DO THIS - Look through the listing and locate every line containing the word "play"; copy those lines.

[Start of RECORDS FOR THE TASK]

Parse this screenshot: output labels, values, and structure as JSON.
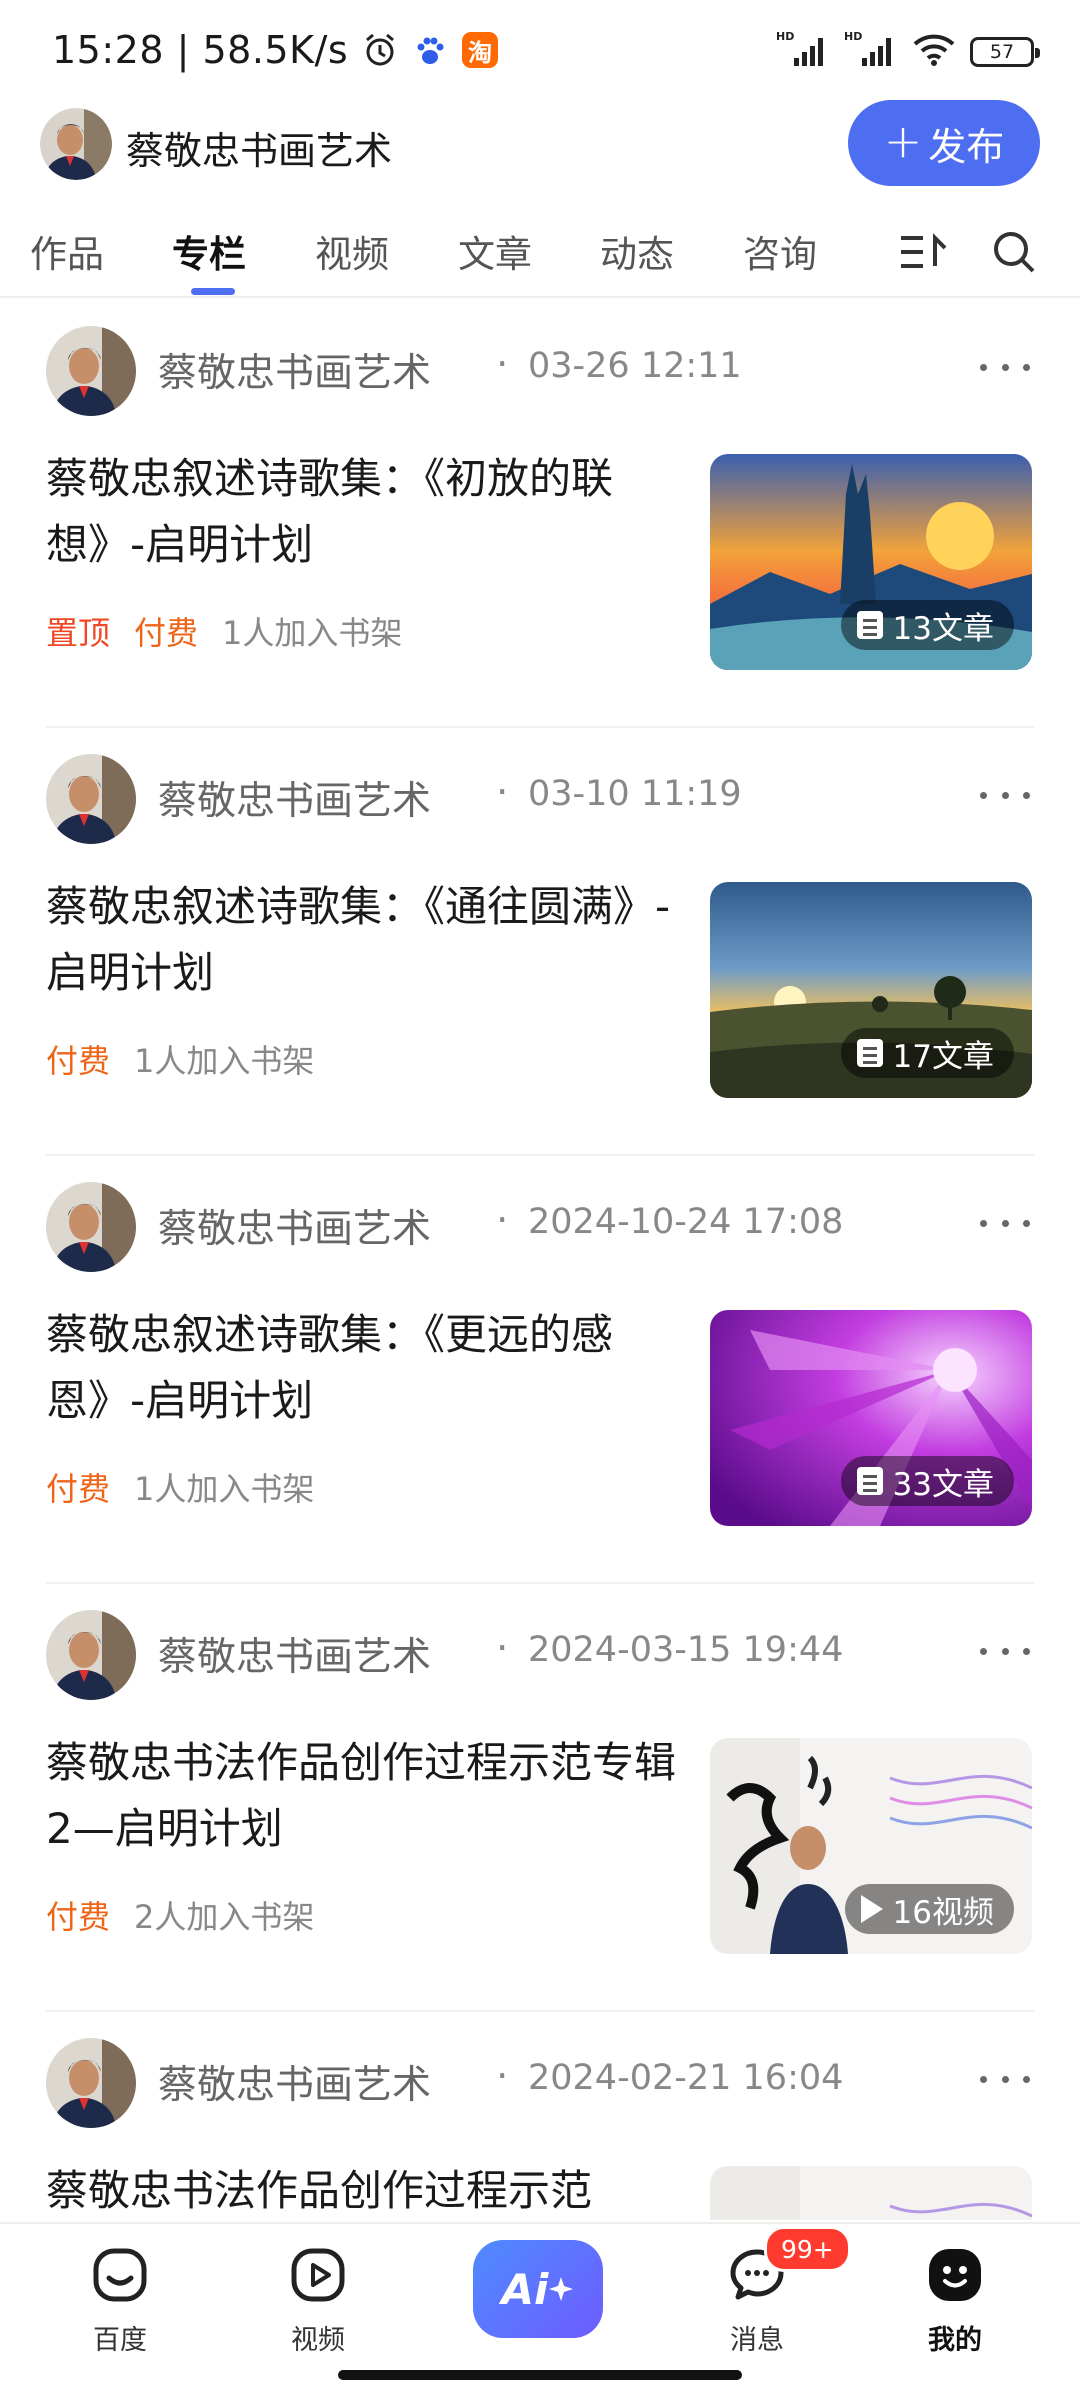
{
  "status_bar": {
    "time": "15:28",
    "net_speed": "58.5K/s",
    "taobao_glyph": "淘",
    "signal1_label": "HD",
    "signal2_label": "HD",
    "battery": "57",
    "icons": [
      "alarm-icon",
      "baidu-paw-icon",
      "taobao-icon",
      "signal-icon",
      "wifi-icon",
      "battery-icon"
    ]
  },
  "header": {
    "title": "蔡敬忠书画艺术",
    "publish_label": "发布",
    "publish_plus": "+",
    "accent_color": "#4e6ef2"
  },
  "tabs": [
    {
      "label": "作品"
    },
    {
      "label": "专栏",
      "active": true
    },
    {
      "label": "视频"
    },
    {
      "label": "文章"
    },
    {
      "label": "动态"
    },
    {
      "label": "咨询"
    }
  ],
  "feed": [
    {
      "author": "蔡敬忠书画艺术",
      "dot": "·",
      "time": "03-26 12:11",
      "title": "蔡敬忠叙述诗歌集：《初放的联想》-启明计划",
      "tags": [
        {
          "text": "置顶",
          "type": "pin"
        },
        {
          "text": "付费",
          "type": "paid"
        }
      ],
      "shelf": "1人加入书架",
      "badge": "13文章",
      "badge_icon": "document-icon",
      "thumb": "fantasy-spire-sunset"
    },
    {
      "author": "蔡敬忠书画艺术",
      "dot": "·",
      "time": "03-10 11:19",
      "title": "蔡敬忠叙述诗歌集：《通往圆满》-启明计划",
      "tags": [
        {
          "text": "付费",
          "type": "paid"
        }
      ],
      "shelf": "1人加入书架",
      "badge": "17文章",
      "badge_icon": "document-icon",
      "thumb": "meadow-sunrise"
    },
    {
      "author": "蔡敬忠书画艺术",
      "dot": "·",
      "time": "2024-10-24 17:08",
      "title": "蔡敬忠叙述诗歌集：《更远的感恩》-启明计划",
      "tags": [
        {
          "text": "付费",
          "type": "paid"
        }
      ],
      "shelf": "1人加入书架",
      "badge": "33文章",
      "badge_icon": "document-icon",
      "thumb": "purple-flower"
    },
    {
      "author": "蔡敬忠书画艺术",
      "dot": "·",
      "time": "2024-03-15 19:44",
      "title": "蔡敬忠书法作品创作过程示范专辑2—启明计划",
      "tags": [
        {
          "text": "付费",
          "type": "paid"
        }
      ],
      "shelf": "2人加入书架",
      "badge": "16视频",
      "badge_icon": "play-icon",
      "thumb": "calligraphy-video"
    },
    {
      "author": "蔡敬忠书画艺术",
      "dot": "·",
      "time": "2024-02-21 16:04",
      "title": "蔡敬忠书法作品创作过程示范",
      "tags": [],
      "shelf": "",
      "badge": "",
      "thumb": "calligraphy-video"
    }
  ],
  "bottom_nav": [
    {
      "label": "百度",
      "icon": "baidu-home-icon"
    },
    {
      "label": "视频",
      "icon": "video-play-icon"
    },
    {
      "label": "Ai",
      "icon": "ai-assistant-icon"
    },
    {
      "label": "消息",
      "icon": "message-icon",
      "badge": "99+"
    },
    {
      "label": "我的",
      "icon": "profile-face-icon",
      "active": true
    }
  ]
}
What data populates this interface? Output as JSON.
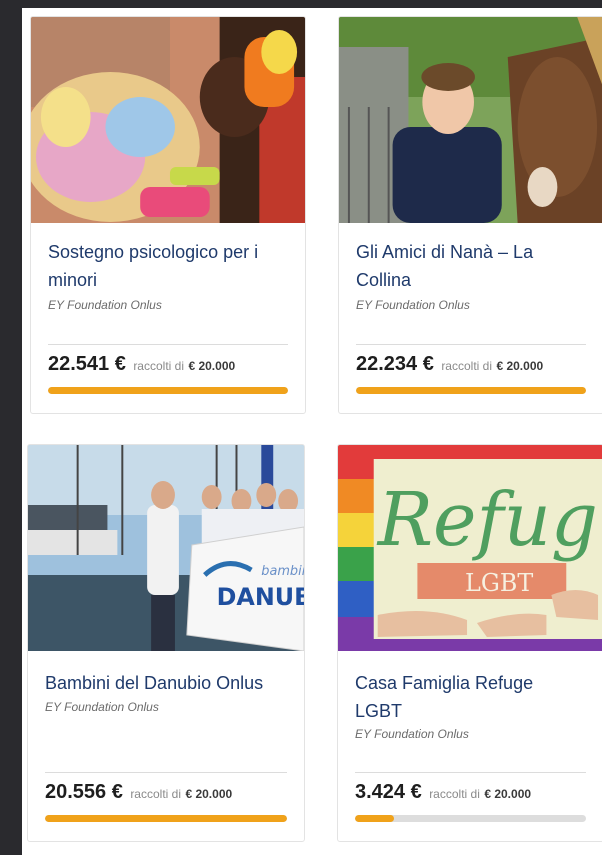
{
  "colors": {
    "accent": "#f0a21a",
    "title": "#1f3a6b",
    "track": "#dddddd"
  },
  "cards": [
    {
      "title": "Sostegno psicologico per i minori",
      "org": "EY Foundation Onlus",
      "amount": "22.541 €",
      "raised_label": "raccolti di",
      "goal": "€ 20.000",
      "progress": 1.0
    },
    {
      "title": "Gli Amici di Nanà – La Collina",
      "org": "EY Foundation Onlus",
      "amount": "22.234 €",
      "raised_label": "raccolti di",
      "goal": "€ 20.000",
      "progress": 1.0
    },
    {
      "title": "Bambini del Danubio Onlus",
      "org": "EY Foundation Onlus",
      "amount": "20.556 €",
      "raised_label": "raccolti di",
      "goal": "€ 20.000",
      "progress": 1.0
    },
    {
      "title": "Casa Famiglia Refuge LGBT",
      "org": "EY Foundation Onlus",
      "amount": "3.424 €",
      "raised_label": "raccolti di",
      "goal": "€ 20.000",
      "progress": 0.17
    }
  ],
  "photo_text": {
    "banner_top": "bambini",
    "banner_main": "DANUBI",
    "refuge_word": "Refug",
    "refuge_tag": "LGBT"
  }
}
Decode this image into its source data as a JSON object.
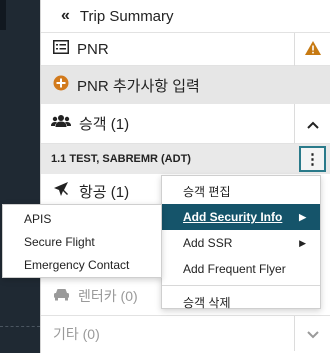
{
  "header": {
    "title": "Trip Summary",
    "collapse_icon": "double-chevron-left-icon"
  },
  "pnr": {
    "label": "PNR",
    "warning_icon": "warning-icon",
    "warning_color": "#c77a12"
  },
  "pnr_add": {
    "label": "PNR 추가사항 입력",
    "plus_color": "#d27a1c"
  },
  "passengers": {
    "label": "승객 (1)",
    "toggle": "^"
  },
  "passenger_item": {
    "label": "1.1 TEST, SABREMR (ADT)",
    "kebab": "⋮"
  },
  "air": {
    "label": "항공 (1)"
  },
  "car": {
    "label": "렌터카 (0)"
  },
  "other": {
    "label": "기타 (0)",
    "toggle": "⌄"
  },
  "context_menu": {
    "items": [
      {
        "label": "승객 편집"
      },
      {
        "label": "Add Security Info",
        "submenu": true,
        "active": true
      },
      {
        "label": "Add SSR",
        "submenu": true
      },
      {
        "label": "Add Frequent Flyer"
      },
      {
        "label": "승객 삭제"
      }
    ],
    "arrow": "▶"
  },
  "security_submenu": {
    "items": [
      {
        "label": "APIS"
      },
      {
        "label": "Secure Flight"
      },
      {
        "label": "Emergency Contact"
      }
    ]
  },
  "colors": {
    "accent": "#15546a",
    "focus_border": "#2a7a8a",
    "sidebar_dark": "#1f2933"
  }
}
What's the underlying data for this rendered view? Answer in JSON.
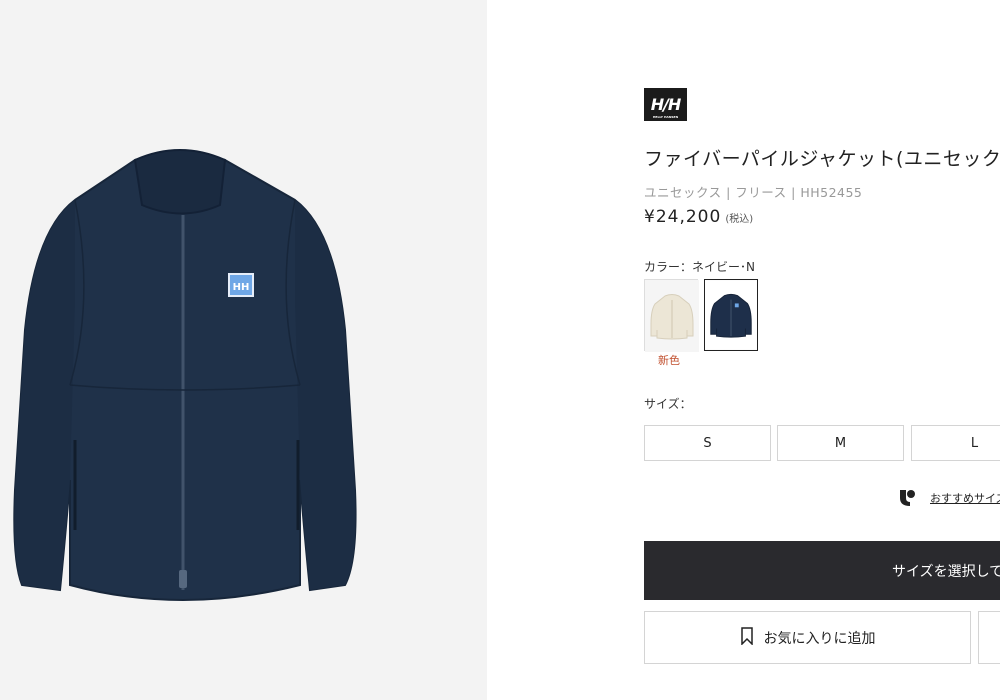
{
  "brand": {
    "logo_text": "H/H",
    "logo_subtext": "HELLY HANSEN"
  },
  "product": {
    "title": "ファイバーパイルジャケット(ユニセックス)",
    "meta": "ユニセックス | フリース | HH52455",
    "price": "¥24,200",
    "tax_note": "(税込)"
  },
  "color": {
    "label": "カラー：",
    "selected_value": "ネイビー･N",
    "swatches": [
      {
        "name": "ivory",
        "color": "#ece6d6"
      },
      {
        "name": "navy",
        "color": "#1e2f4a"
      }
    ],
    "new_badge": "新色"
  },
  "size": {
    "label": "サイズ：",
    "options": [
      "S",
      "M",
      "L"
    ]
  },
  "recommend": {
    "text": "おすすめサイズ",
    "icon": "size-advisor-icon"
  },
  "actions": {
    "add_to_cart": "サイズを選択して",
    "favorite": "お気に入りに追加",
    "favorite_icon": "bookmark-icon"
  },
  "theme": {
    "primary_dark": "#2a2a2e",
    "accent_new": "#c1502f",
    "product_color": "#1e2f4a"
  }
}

[End of RECORDS FOR THE TASK]

TASK RESPONSE -
      "badge_icon": "play-icon",
      "icon": "video-play-icon"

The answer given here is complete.